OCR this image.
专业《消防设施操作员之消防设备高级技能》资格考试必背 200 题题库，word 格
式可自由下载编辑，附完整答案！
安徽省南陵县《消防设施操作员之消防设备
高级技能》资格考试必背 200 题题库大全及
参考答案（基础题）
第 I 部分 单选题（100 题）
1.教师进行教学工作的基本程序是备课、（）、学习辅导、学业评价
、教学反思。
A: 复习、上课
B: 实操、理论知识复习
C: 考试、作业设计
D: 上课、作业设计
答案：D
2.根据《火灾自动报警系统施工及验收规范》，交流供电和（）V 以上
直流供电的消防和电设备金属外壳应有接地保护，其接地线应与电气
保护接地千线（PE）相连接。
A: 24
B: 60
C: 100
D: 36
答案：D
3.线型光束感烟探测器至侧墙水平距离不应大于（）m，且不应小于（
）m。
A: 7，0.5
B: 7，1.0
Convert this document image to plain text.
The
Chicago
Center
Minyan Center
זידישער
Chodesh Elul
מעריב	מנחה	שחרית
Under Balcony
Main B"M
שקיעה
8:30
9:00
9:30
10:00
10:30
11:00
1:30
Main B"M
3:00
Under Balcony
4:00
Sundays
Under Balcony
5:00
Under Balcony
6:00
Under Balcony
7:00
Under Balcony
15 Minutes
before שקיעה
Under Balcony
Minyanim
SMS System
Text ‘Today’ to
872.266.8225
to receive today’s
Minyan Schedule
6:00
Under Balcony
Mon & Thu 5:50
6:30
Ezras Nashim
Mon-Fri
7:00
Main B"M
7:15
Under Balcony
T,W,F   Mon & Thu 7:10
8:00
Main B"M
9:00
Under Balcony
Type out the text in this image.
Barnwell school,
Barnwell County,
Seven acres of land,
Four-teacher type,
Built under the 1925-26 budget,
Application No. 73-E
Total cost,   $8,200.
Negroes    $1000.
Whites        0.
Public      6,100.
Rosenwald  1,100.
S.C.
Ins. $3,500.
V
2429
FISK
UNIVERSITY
====================
**Aim**:
Find the lines that include the string "this", then copy each of them.

**Response to the task**:
OCR this image.
Convert this document image to plain text.
Type out the text in this image.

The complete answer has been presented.